### Written problem
Output every line below without omitting or altering anything.

### Extracted entries

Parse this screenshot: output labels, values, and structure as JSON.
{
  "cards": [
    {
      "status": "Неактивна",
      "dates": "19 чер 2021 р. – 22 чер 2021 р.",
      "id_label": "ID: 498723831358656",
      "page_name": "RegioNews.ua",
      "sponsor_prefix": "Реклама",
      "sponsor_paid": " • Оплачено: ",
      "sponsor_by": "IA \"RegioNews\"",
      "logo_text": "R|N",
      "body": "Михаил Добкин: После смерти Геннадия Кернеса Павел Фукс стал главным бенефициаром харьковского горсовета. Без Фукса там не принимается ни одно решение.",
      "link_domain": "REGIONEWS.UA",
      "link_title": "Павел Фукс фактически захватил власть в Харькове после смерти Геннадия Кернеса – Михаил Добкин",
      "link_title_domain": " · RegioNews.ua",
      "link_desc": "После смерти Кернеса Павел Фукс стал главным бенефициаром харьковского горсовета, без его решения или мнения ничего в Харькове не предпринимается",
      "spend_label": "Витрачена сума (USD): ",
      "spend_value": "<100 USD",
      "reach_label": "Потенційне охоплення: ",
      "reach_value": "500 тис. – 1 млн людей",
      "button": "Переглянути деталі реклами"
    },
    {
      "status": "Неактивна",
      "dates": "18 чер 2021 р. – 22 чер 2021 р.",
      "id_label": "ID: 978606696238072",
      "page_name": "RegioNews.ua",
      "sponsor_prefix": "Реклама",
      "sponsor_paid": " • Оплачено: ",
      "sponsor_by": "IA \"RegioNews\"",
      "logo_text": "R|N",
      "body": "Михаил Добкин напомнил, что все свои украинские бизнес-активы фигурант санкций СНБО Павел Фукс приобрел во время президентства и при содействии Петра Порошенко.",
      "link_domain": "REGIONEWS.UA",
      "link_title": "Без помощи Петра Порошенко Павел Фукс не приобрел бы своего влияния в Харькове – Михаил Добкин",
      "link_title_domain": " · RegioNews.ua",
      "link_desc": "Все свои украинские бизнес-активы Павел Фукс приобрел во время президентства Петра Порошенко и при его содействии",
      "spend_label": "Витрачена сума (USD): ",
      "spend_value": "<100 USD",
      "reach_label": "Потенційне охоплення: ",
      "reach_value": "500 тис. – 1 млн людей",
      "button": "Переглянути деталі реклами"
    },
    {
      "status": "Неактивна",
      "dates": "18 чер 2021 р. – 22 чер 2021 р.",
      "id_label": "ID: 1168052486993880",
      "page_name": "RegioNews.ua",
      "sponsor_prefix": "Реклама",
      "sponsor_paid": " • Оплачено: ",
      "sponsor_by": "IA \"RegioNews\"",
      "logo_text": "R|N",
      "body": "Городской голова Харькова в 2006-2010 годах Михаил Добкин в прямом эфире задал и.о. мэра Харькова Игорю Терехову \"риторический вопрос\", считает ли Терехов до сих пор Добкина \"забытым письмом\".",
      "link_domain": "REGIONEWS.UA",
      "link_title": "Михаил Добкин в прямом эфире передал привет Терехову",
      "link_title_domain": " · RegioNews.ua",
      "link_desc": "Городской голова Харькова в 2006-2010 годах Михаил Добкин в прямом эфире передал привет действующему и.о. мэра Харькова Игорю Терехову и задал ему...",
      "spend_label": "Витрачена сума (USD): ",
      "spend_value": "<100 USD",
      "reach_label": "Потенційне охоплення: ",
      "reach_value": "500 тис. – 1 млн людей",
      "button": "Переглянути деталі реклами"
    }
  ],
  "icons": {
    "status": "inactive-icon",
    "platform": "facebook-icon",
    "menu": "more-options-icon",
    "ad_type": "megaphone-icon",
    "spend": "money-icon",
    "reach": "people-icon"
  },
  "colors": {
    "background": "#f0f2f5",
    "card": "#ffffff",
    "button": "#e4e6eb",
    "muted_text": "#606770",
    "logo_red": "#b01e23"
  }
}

### Response to this task
Parse this screenshot: output labels, values, and structure as JSON.
{
  "cards": [
    {
      "status": "Неактивна",
      "dates": "19 чер 2021 р. – 22 чер 2021 р.",
      "id_label": "ID: 498723831358656",
      "page_name": "RegioNews.ua",
      "sponsor_prefix": "Реклама",
      "sponsor_paid": " • Оплачено: ",
      "sponsor_by": "IA \"RegioNews\"",
      "logo_text": "R|N",
      "body": "Михаил Добкин: После смерти Геннадия Кернеса Павел Фукс стал главным бенефициаром харьковского горсовета. Без Фукса там не принимается ни одно решение.",
      "link_domain": "REGIONEWS.UA",
      "link_title": "Павел Фукс фактически захватил власть в Харькове после смерти Геннадия Кернеса – Михаил Добкин",
      "link_title_domain": " · RegioNews.ua",
      "link_desc": "После смерти Кернеса Павел Фукс стал главным бенефициаром харьковского горсовета, без его решения или мнения ничего в Харькове не предпринимается",
      "spend_label": "Витрачена сума (USD): ",
      "spend_value": "<100 USD",
      "reach_label": "Потенційне охоплення: ",
      "reach_value": "500 тис. – 1 млн людей",
      "button": "Переглянути деталі реклами"
    },
    {
      "status": "Неактивна",
      "dates": "18 чер 2021 р. – 22 чер 2021 р.",
      "id_label": "ID: 978606696238072",
      "page_name": "RegioNews.ua",
      "sponsor_prefix": "Реклама",
      "sponsor_paid": " • Оплачено: ",
      "sponsor_by": "IA \"RegioNews\"",
      "logo_text": "R|N",
      "body": "Михаил Добкин напомнил, что все свои украинские бизнес-активы фигурант санкций СНБО Павел Фукс приобрел во время президентства и при содействии Петра Порошенко.",
      "link_domain": "REGIONEWS.UA",
      "link_title": "Без помощи Петра Порошенко Павел Фукс не приобрел бы своего влияния в Харькове – Михаил Добкин",
      "link_title_domain": " · RegioNews.ua",
      "link_desc": "Все свои украинские бизнес-активы Павел Фукс приобрел во время президентства Петра Порошенко и при его содействии",
      "spend_label": "Витрачена сума (USD): ",
      "spend_value": "<100 USD",
      "reach_label": "Потенційне охоплення: ",
      "reach_value": "500 тис. – 1 млн людей",
      "button": "Переглянути деталі реклами"
    },
    {
      "status": "Неактивна",
      "dates": "18 чер 2021 р. – 22 чер 2021 р.",
      "id_label": "ID: 1168052486993880",
      "page_name": "RegioNews.ua",
      "sponsor_prefix": "Реклама",
      "sponsor_paid": " • Оплачено: ",
      "sponsor_by": "IA \"RegioNews\"",
      "logo_text": "R|N",
      "body": "Городской голова Харькова в 2006-2010 годах Михаил Добкин в прямом эфире задал и.о. мэра Харькова Игорю Терехову \"риторический вопрос\", считает ли Терехов до сих пор Добкина \"забытым письмом\".",
      "link_domain": "REGIONEWS.UA",
      "link_title": "Михаил Добкин в прямом эфире передал привет Терехову",
      "link_title_domain": " · RegioNews.ua",
      "link_desc": "Городской голова Харькова в 2006-2010 годах Михаил Добкин в прямом эфире передал привет действующему и.о. мэра Харькова Игорю Терехову и задал ему...",
      "spend_label": "Витрачена сума (USD): ",
      "spend_value": "<100 USD",
      "reach_label": "Потенційне охоплення: ",
      "reach_value": "500 тис. – 1 млн людей",
      "button": "Переглянути деталі реклами"
    }
  ],
  "icons": {
    "status": "inactive-icon",
    "platform": "facebook-icon",
    "menu": "more-options-icon",
    "ad_type": "megaphone-icon",
    "spend": "money-icon",
    "reach": "people-icon"
  },
  "colors": {
    "background": "#f0f2f5",
    "card": "#ffffff",
    "button": "#e4e6eb",
    "muted_text": "#606770",
    "logo_red": "#b01e23"
  }
}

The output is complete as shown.